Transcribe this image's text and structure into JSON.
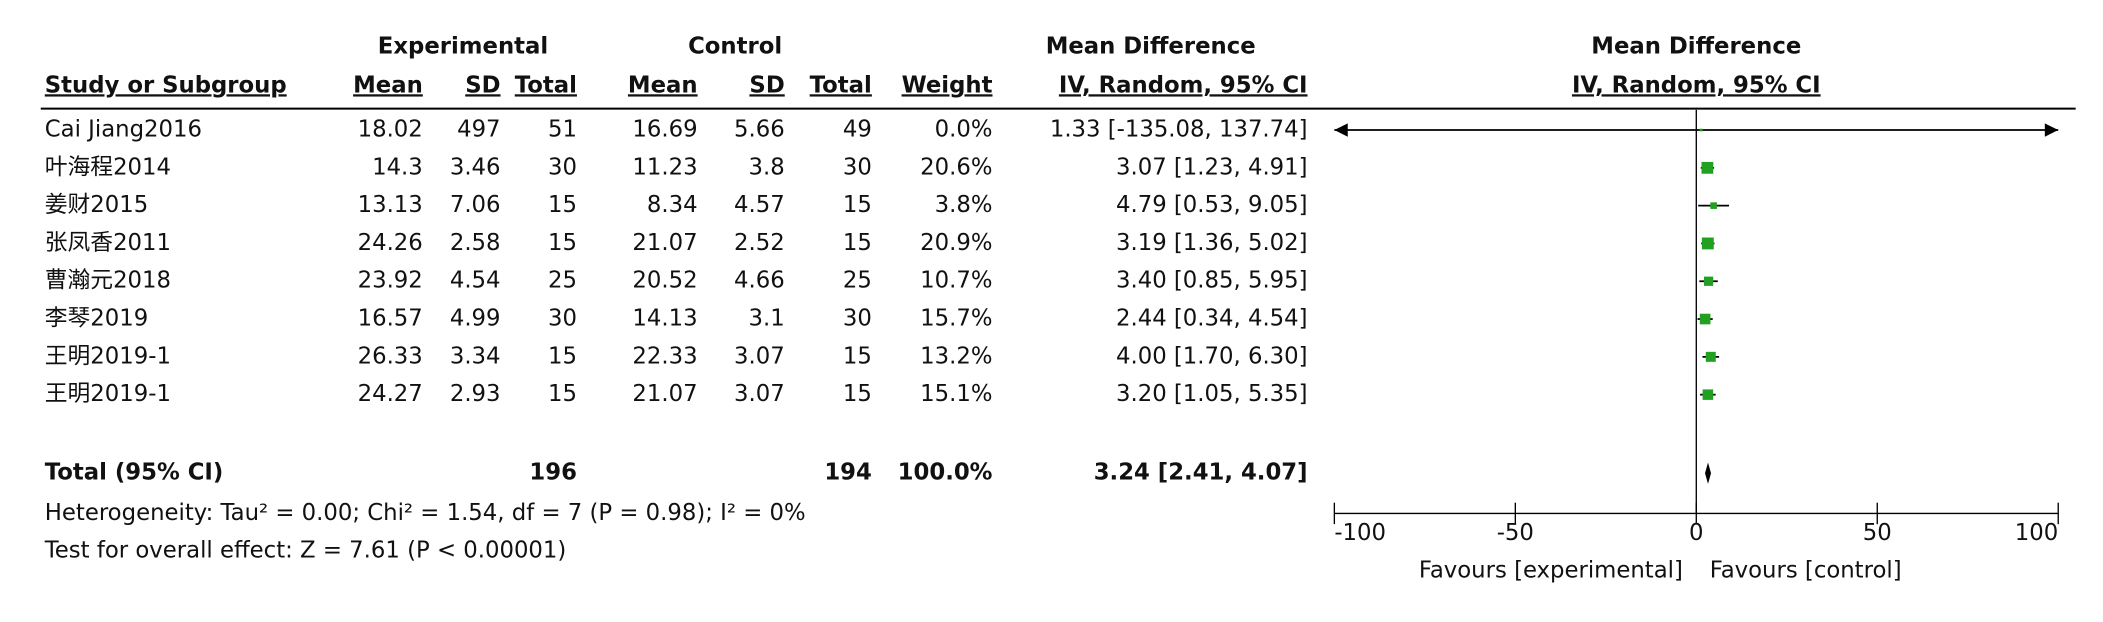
{
  "chart_data": {
    "type": "forest",
    "groups": [
      "Experimental",
      "Control",
      "Mean Difference"
    ],
    "columns": [
      "Study or Subgroup",
      "Mean",
      "SD",
      "Total",
      "Mean",
      "SD",
      "Total",
      "Weight",
      "IV, Random, 95% CI"
    ],
    "plot_title": [
      "Mean Difference",
      "IV, Random, 95% CI"
    ],
    "rows": [
      [
        "Cai Jiang2016",
        "18.02",
        "497",
        "51",
        "16.69",
        "5.66",
        "49"
      ],
      [
        "叶海程2014",
        "14.3",
        "3.46",
        "30",
        "11.23",
        "3.8",
        "30"
      ],
      [
        "姜财2015",
        "13.13",
        "7.06",
        "15",
        "8.34",
        "4.57",
        "15"
      ],
      [
        "张凤香2011",
        "24.26",
        "2.58",
        "15",
        "21.07",
        "2.52",
        "15"
      ],
      [
        "曹瀚元2018",
        "23.92",
        "4.54",
        "25",
        "20.52",
        "4.66",
        "25"
      ],
      [
        "李琴2019",
        "16.57",
        "4.99",
        "30",
        "14.13",
        "3.1",
        "30"
      ],
      [
        "王明2019-1",
        "26.33",
        "3.34",
        "15",
        "22.33",
        "3.07",
        "15"
      ],
      [
        "王明2019-1",
        "24.27",
        "2.93",
        "15",
        "21.07",
        "3.07",
        "15"
      ]
    ],
    "weights": [
      0,
      20.6,
      3.8,
      20.9,
      10.7,
      15.7,
      13.2,
      15.1
    ],
    "weight_labels": [
      "0.0%",
      "20.6%",
      "3.8%",
      "20.9%",
      "10.7%",
      "15.7%",
      "13.2%",
      "15.1%"
    ],
    "values": [
      1.33,
      3.07,
      4.79,
      3.19,
      3.4,
      2.44,
      4.0,
      3.2
    ],
    "lower": [
      -135.08,
      1.23,
      0.53,
      1.36,
      0.85,
      0.34,
      1.7,
      1.05
    ],
    "upper": [
      137.74,
      4.91,
      9.05,
      5.02,
      5.95,
      4.54,
      6.3,
      5.35
    ],
    "value_labels": [
      "1.33 [-135.08, 137.74]",
      "3.07 [1.23, 4.91]",
      "4.79 [0.53, 9.05]",
      "3.19 [1.36, 5.02]",
      "3.40 [0.85, 5.95]",
      "2.44 [0.34, 4.54]",
      "4.00 [1.70, 6.30]",
      "3.20 [1.05, 5.35]"
    ],
    "total": {
      "label": "Total (95% CI)",
      "exp_total": "196",
      "ctrl_total": "194",
      "weight": "100.0%",
      "value": 3.24,
      "lower": 2.41,
      "upper": 4.07,
      "value_label": "3.24 [2.41, 4.07]"
    },
    "notes": [
      "Heterogeneity: Tau² = 0.00; Chi² = 1.54, df = 7 (P = 0.98); I² = 0%",
      "Test for overall effect: Z = 7.61 (P < 0.00001)"
    ],
    "xlim": [
      -100,
      100
    ],
    "xticks": [
      -100,
      -50,
      0,
      50,
      100
    ],
    "xlabels": [
      "Favours [experimental]",
      "Favours [control]"
    ],
    "color": "#22a022"
  }
}
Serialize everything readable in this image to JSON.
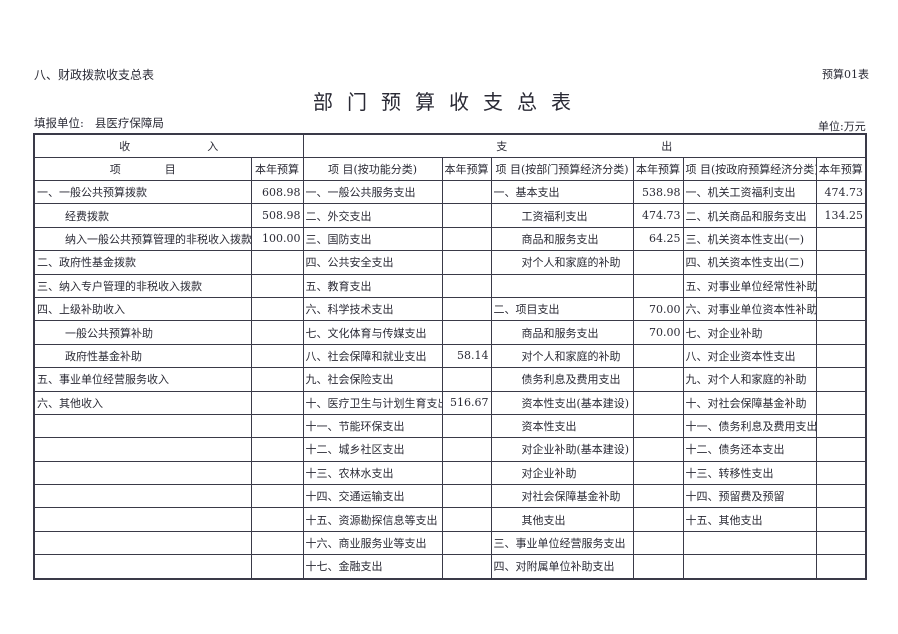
{
  "header": {
    "section_title": "八、财政拨款收支总表",
    "form_no": "预算01表",
    "title": "部门预算收支总表",
    "filling_unit_label": "填报单位:",
    "filling_unit": "县医疗保障局",
    "currency_unit": "单位:万元"
  },
  "table": {
    "group_income": "收　　　　　　　入",
    "group_expense": "支　　　　　　　　　　　　　　出",
    "columns": [
      "项　　　　目",
      "本年预算",
      "项 目(按功能分类)",
      "本年预算",
      "项 目(按部门预算经济分类)",
      "本年预算",
      "项 目(按政府预算经济分类)",
      "本年预算"
    ],
    "rows": [
      [
        "一、一般公共预算拨款",
        "608.98",
        "一、一般公共服务支出",
        "",
        "一、基本支出",
        "538.98",
        "一、机关工资福利支出",
        "474.73"
      ],
      [
        "经费拨款",
        "508.98",
        "二、外交支出",
        "",
        "工资福利支出",
        "474.73",
        "二、机关商品和服务支出",
        "134.25"
      ],
      [
        "纳入一般公共预算管理的非税收入拨款",
        "100.00",
        "三、国防支出",
        "",
        "商品和服务支出",
        "64.25",
        "三、机关资本性支出(一)",
        ""
      ],
      [
        "二、政府性基金拨款",
        "",
        "四、公共安全支出",
        "",
        "对个人和家庭的补助",
        "",
        "四、机关资本性支出(二)",
        ""
      ],
      [
        "三、纳入专户管理的非税收入拨款",
        "",
        "五、教育支出",
        "",
        "",
        "",
        "五、对事业单位经常性补助",
        ""
      ],
      [
        "四、上级补助收入",
        "",
        "六、科学技术支出",
        "",
        "二、项目支出",
        "70.00",
        "六、对事业单位资本性补助",
        ""
      ],
      [
        "一般公共预算补助",
        "",
        "七、文化体育与传媒支出",
        "",
        "商品和服务支出",
        "70.00",
        "七、对企业补助",
        ""
      ],
      [
        "政府性基金补助",
        "",
        "八、社会保障和就业支出",
        "58.14",
        "对个人和家庭的补助",
        "",
        "八、对企业资本性支出",
        ""
      ],
      [
        "五、事业单位经营服务收入",
        "",
        "九、社会保险支出",
        "",
        "债务利息及费用支出",
        "",
        "九、对个人和家庭的补助",
        ""
      ],
      [
        "六、其他收入",
        "",
        "十、医疗卫生与计划生育支出",
        "516.67",
        "资本性支出(基本建设)",
        "",
        "十、对社会保障基金补助",
        ""
      ],
      [
        "",
        "",
        "十一、节能环保支出",
        "",
        "资本性支出",
        "",
        "十一、债务利息及费用支出",
        ""
      ],
      [
        "",
        "",
        "十二、城乡社区支出",
        "",
        "对企业补助(基本建设)",
        "",
        "十二、债务还本支出",
        ""
      ],
      [
        "",
        "",
        "十三、农林水支出",
        "",
        "对企业补助",
        "",
        "十三、转移性支出",
        ""
      ],
      [
        "",
        "",
        "十四、交通运输支出",
        "",
        "对社会保障基金补助",
        "",
        "十四、预留费及预留",
        ""
      ],
      [
        "",
        "",
        "十五、资源勘探信息等支出",
        "",
        "其他支出",
        "",
        "十五、其他支出",
        ""
      ],
      [
        "",
        "",
        "十六、商业服务业等支出",
        "",
        "三、事业单位经营服务支出",
        "",
        "",
        ""
      ],
      [
        "",
        "",
        "十七、金融支出",
        "",
        "四、对附属单位补助支出",
        "",
        "",
        ""
      ]
    ]
  }
}
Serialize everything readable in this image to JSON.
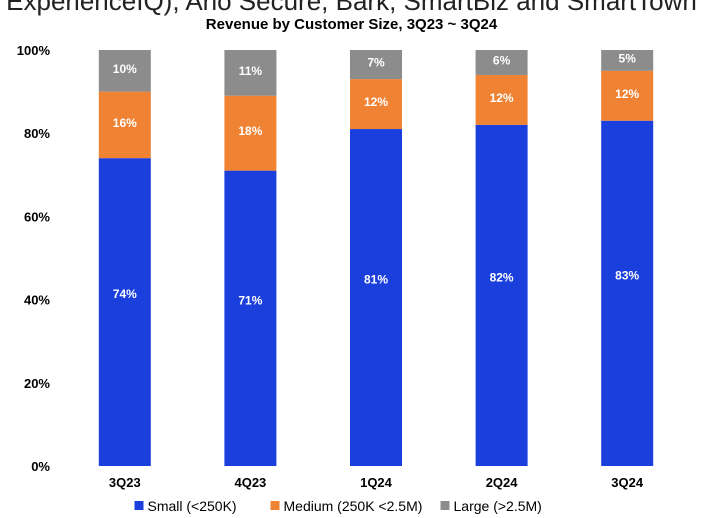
{
  "header": {
    "caption": "ExperienceIQ), Arlo Secure, Bark, SmartBiz and SmartTown"
  },
  "chart_data": {
    "type": "bar",
    "stacked": true,
    "title": "Revenue by Customer Size, 3Q23 ~ 3Q24",
    "categories": [
      "3Q23",
      "4Q23",
      "1Q24",
      "2Q24",
      "3Q24"
    ],
    "y_ticks": [
      "0%",
      "20%",
      "40%",
      "60%",
      "80%",
      "100%"
    ],
    "ylim": [
      0,
      100
    ],
    "series": [
      {
        "name": "Small (<250K)",
        "color": "#1a3fdc",
        "values": [
          74,
          71,
          81,
          82,
          83
        ],
        "labels": [
          "74%",
          "71%",
          "81%",
          "82%",
          "83%"
        ]
      },
      {
        "name": "Medium (250K <2.5M)",
        "color": "#f08234",
        "values": [
          16,
          18,
          12,
          12,
          12
        ],
        "labels": [
          "16%",
          "18%",
          "12%",
          "12%",
          "12%"
        ]
      },
      {
        "name": "Large (>2.5M)",
        "color": "#8c8c8c",
        "values": [
          10,
          11,
          7,
          6,
          5
        ],
        "labels": [
          "10%",
          "11%",
          "7%",
          "6%",
          "5%"
        ]
      }
    ],
    "legend_position": "bottom",
    "grid": false
  }
}
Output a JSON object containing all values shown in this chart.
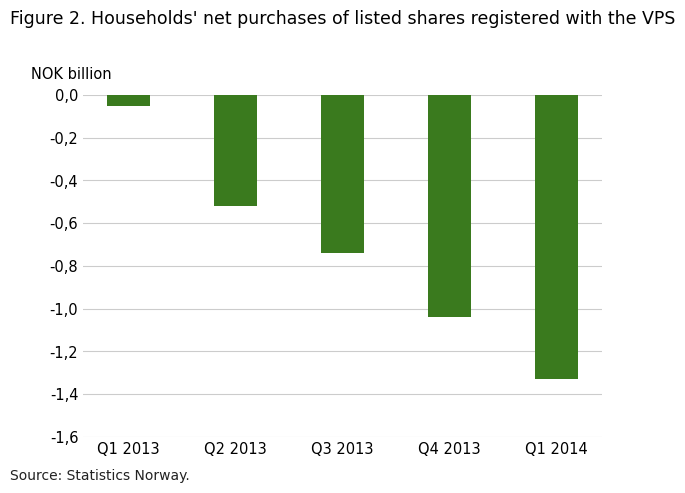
{
  "title": "Figure 2. Households' net purchases of listed shares registered with the VPS",
  "ylabel": "NOK billion",
  "categories": [
    "Q1 2013",
    "Q2 2013",
    "Q3 2013",
    "Q4 2013",
    "Q1 2014"
  ],
  "values": [
    -0.05,
    -0.52,
    -0.74,
    -1.04,
    -1.33
  ],
  "bar_color": "#3a7a1e",
  "ylim": [
    -1.6,
    0.0
  ],
  "yticks": [
    0.0,
    -0.2,
    -0.4,
    -0.6,
    -0.8,
    -1.0,
    -1.2,
    -1.4,
    -1.6
  ],
  "source": "Source: Statistics Norway.",
  "background_color": "#ffffff",
  "grid_color": "#cccccc",
  "title_fontsize": 12.5,
  "label_fontsize": 10.5,
  "tick_fontsize": 10.5,
  "source_fontsize": 10,
  "bar_width": 0.4
}
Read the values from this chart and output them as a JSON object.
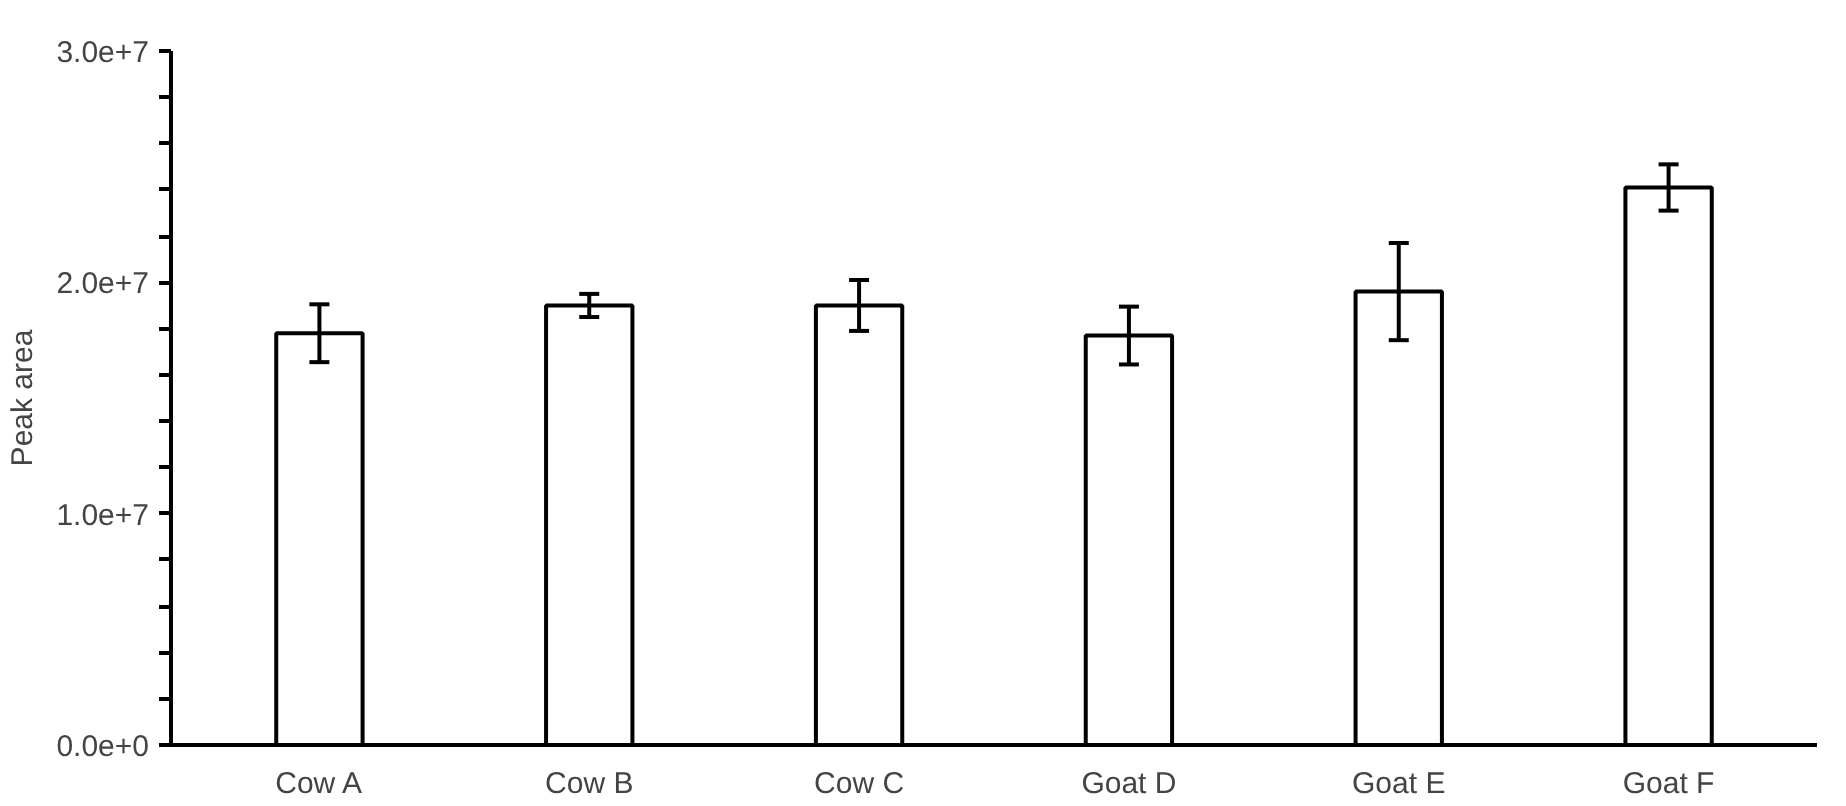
{
  "chart_data": {
    "type": "bar",
    "ylabel": "Peak area",
    "categories": [
      "Cow A",
      "Cow B",
      "Cow C",
      "Goat D",
      "Goat E",
      "Goat F"
    ],
    "values": [
      17800000,
      19000000,
      19000000,
      17700000,
      19600000,
      24100000
    ],
    "errors": [
      1250000,
      500000,
      1100000,
      1250000,
      2100000,
      1000000
    ],
    "color": "#ffffff",
    "ylim": [
      0,
      30000000
    ],
    "yticks": [
      {
        "value": 0,
        "label": "0.0e+0"
      },
      {
        "value": 2000000,
        "label": null
      },
      {
        "value": 4000000,
        "label": null
      },
      {
        "value": 6000000,
        "label": null
      },
      {
        "value": 8000000,
        "label": null
      },
      {
        "value": 10000000,
        "label": "1.0e+7"
      },
      {
        "value": 12000000,
        "label": null
      },
      {
        "value": 14000000,
        "label": null
      },
      {
        "value": 16000000,
        "label": null
      },
      {
        "value": 18000000,
        "label": null
      },
      {
        "value": 20000000,
        "label": "2.0e+7"
      },
      {
        "value": 22000000,
        "label": null
      },
      {
        "value": 24000000,
        "label": null
      },
      {
        "value": 26000000,
        "label": null
      },
      {
        "value": 28000000,
        "label": null
      },
      {
        "value": 30000000,
        "label": "3.0e+7"
      }
    ],
    "grid": false
  }
}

---+---

> [Task to complete]
In the records above, how many lines contain the string "JSON"? State that number only.

> [Response to this task]
5